**Written instruction:** The data below should be restated word for word, with every picture omitted.

**Provided entries:**
● ● ● ● ● ● ●

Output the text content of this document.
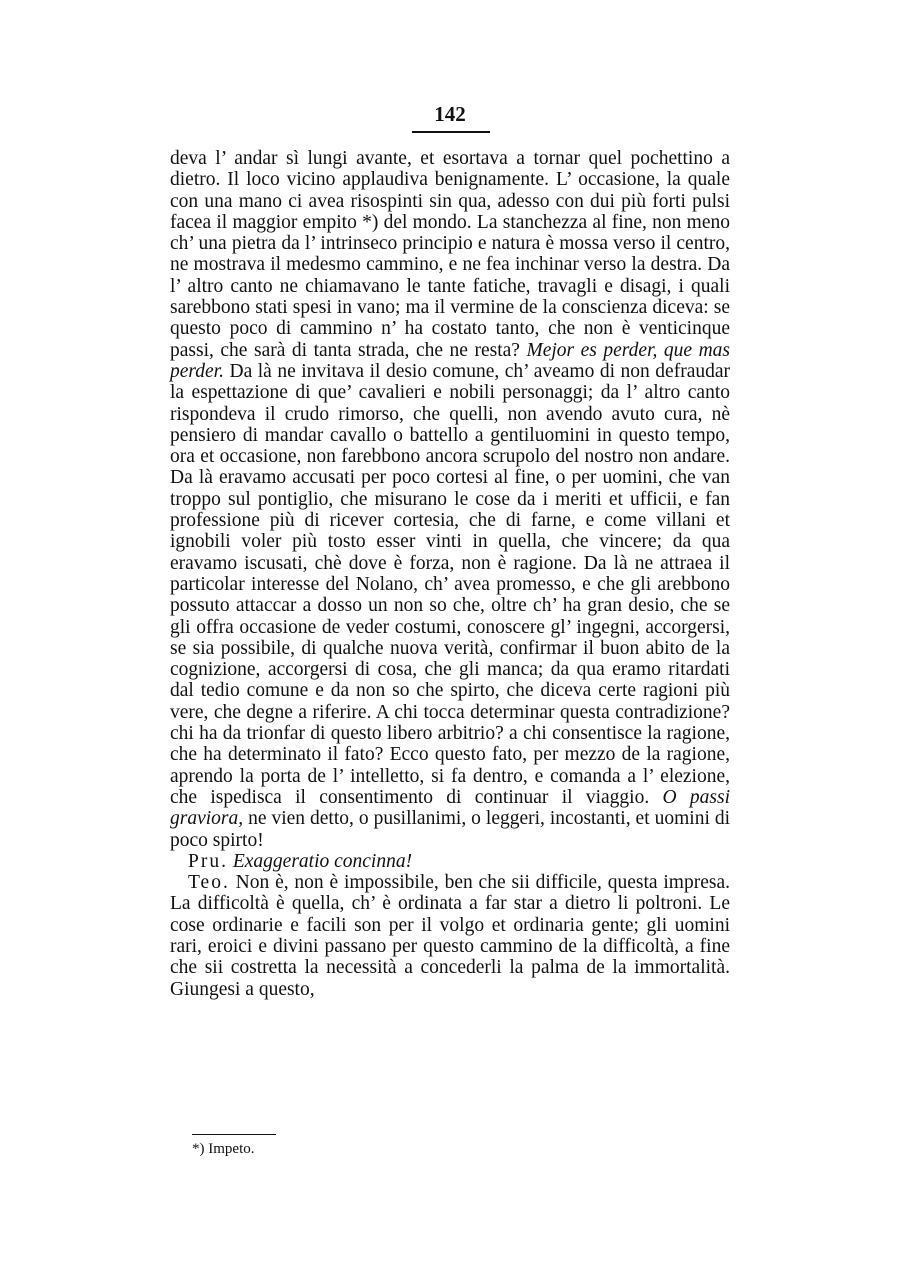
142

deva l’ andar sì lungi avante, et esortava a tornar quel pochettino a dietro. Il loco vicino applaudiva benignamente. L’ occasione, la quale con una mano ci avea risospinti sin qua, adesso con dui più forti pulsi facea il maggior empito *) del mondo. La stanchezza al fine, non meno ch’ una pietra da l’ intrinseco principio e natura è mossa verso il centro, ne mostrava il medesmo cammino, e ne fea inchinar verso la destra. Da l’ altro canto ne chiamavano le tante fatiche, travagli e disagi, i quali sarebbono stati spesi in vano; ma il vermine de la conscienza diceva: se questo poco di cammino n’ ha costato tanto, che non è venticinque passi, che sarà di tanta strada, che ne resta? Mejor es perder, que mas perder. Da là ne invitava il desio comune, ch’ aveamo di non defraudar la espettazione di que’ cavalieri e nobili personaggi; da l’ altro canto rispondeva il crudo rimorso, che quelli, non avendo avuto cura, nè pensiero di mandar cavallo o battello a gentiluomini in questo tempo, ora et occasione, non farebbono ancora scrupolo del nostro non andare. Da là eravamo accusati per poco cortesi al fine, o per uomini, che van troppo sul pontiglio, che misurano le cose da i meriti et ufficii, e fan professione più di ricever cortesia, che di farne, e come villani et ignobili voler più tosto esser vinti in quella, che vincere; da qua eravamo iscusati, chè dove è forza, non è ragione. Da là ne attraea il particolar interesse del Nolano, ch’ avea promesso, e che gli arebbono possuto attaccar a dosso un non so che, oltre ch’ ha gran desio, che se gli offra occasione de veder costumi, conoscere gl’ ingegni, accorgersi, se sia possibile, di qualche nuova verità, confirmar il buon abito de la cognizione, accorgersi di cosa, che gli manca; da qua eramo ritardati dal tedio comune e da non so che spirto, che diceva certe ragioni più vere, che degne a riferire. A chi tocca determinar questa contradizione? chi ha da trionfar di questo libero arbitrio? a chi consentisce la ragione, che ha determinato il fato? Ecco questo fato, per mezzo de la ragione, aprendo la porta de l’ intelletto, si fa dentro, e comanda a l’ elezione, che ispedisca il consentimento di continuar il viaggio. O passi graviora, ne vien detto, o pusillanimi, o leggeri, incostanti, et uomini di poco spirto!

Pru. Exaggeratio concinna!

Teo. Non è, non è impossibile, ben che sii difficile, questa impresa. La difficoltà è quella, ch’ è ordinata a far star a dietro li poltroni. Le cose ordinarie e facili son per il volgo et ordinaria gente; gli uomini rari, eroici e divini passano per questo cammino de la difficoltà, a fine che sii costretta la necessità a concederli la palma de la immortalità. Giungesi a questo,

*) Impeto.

● ● ● ● ● ● ●

**The output:**
Output the text content of this document.
142

deva l’ andar sì lungi avante, et esortava a tornar quel pochettino a dietro. Il loco vicino applaudiva benignamente. L’ occasione, la quale con una mano ci avea risospinti sin qua, adesso con dui più forti pulsi facea il maggior empito *) del mondo. La stanchezza al fine, non meno ch’ una pietra da l’ intrinseco principio e natura è mossa verso il centro, ne mostrava il medesmo cammino, e ne fea inchinar verso la destra. Da l’ altro canto ne chiamavano le tante fatiche, travagli e disagi, i quali sarebbono stati spesi in vano; ma il vermine de la conscienza diceva: se questo poco di cammino n’ ha costato tanto, che non è venticinque passi, che sarà di tanta strada, che ne resta? Mejor es perder, que mas perder. Da là ne invitava il desio comune, ch’ aveamo di non defraudar la espettazione di que’ cavalieri e nobili personaggi; da l’ altro canto rispondeva il crudo rimorso, che quelli, non avendo avuto cura, nè pensiero di mandar cavallo o battello a gentiluomini in questo tempo, ora et occasione, non farebbono ancora scrupolo del nostro non andare. Da là eravamo accusati per poco cortesi al fine, o per uomini, che van troppo sul pontiglio, che misurano le cose da i meriti et ufficii, e fan professione più di ricever cortesia, che di farne, e come villani et ignobili voler più tosto esser vinti in quella, che vincere; da qua eravamo iscusati, chè dove è forza, non è ragione. Da là ne attraea il particolar interesse del Nolano, ch’ avea promesso, e che gli arebbono possuto attaccar a dosso un non so che, oltre ch’ ha gran desio, che se gli offra occasione de veder costumi, conoscere gl’ ingegni, accorgersi, se sia possibile, di qualche nuova verità, confirmar il buon abito de la cognizione, accorgersi di cosa, che gli manca; da qua eramo ritardati dal tedio comune e da non so che spirto, che diceva certe ragioni più vere, che degne a riferire. A chi tocca determinar questa contradizione? chi ha da trionfar di questo libero arbitrio? a chi consentisce la ragione, che ha determinato il fato? Ecco questo fato, per mezzo de la ragione, aprendo la porta de l’ intelletto, si fa dentro, e comanda a l’ elezione, che ispedisca il consentimento di continuar il viaggio. O passi graviora, ne vien detto, o pusillanimi, o leggeri, incostanti, et uomini di poco spirto!

Pru. Exaggeratio concinna!

Teo. Non è, non è impossibile, ben che sii difficile, questa impresa. La difficoltà è quella, ch’ è ordinata a far star a dietro li poltroni. Le cose ordinarie e facili son per il volgo et ordinaria gente; gli uomini rari, eroici e divini passano per questo cammino de la difficoltà, a fine che sii costretta la necessità a concederli la palma de la immortalità. Giungesi a questo,

*) Impeto.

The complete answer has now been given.